What the task requires - Read the records below and copy each line that contains "Harscamp".

Dataset rows -
_ _ _ _
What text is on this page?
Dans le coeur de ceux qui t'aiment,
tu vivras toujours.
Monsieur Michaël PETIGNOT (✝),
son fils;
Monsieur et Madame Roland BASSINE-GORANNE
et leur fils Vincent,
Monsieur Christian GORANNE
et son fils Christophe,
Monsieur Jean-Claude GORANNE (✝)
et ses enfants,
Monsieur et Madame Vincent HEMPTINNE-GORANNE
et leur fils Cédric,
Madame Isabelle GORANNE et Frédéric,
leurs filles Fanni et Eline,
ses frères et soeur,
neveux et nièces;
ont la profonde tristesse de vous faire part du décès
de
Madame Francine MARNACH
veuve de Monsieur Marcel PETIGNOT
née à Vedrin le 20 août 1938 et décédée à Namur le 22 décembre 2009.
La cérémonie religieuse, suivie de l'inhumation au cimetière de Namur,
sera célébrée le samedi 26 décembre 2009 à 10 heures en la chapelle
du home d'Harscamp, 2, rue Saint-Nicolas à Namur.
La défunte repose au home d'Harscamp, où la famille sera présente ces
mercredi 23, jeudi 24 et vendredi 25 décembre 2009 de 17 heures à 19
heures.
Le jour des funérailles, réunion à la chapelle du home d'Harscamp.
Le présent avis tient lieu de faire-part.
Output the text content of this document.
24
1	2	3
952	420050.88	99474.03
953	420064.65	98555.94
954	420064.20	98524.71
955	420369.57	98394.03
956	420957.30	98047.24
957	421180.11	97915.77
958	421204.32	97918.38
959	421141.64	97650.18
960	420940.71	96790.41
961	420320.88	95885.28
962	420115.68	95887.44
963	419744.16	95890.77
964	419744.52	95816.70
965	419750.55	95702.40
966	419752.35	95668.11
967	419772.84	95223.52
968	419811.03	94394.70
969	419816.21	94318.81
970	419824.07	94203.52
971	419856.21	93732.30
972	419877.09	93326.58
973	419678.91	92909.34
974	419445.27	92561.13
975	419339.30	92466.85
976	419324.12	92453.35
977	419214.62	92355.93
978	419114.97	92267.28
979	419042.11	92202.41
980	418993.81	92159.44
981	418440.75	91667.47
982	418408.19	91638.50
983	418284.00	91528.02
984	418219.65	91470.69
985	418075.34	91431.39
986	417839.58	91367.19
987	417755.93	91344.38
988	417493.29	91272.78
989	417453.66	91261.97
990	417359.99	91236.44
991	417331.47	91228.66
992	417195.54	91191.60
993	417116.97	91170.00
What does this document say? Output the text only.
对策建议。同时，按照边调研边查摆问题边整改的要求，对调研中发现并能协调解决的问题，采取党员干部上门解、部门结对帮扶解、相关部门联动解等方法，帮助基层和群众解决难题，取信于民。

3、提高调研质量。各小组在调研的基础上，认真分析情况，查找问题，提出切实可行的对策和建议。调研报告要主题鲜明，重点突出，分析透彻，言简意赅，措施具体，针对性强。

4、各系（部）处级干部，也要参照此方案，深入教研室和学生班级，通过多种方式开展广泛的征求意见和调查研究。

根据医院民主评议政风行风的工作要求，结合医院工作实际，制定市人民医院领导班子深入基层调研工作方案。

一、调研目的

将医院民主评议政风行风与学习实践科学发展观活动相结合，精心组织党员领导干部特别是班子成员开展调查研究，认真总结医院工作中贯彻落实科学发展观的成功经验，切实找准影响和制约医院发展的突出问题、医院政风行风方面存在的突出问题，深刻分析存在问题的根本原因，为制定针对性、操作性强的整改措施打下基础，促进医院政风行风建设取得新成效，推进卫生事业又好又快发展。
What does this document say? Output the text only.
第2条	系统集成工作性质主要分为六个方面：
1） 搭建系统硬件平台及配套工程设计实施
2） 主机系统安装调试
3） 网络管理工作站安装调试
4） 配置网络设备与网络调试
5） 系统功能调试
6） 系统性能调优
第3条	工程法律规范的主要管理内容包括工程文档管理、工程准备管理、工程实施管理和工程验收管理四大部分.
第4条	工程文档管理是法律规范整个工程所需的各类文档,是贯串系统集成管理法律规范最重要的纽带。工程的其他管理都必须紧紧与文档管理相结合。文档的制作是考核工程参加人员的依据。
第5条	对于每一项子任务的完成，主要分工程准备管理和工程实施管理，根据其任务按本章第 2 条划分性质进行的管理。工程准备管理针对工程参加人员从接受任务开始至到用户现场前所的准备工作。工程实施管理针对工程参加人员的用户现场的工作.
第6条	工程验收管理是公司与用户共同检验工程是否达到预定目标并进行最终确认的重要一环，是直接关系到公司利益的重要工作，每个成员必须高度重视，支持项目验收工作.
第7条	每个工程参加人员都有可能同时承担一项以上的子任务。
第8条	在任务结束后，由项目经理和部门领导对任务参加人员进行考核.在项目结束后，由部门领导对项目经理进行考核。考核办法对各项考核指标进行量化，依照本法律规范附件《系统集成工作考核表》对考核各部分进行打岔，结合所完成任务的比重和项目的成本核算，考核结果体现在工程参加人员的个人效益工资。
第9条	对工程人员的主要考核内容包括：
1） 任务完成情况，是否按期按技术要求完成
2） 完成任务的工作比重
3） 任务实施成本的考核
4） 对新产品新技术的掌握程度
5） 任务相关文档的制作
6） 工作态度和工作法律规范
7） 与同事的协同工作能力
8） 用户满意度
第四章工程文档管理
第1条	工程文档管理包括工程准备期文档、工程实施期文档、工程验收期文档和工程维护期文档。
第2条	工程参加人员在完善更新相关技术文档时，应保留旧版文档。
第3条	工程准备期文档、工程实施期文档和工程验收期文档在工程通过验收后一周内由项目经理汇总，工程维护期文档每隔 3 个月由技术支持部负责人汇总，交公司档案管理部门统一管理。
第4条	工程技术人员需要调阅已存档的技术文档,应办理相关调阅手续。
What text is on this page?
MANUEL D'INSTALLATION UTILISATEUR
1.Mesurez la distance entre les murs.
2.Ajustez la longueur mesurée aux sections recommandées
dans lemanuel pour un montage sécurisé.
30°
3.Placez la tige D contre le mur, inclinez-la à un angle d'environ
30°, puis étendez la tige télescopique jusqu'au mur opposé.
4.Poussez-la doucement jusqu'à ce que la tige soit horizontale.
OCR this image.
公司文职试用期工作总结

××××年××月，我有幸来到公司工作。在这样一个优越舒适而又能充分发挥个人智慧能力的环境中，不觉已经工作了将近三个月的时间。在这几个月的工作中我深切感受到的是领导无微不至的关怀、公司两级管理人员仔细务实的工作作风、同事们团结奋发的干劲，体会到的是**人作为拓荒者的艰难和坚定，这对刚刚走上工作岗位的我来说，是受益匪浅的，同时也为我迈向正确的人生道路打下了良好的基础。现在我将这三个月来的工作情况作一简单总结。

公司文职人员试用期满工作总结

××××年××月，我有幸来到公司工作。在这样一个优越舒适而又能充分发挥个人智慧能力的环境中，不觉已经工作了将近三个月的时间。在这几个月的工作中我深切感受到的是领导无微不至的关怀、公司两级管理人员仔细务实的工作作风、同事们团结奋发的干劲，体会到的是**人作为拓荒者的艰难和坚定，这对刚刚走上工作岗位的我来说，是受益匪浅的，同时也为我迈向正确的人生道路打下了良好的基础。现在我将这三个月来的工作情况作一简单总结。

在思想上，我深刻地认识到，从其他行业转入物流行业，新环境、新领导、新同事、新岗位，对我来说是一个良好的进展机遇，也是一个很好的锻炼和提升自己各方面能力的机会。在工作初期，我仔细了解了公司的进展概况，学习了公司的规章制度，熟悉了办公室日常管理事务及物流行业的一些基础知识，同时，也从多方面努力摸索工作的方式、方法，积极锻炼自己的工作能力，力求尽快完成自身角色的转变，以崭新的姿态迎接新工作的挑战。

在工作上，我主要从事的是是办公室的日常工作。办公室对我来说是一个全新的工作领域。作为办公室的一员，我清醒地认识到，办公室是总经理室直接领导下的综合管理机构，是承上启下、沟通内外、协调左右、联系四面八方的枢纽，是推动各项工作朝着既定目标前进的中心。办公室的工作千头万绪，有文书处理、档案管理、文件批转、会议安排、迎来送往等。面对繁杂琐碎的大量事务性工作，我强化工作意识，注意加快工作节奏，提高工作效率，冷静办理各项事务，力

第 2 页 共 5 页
_ _ _ _
Task response -
du home d'Harscamp, 2, rue Saint-Nicolas à Namur.
La défunte repose au home d'Harscamp, où la famille sera présente ces
Le jour des funérailles, réunion à la chapelle du home d'Harscamp.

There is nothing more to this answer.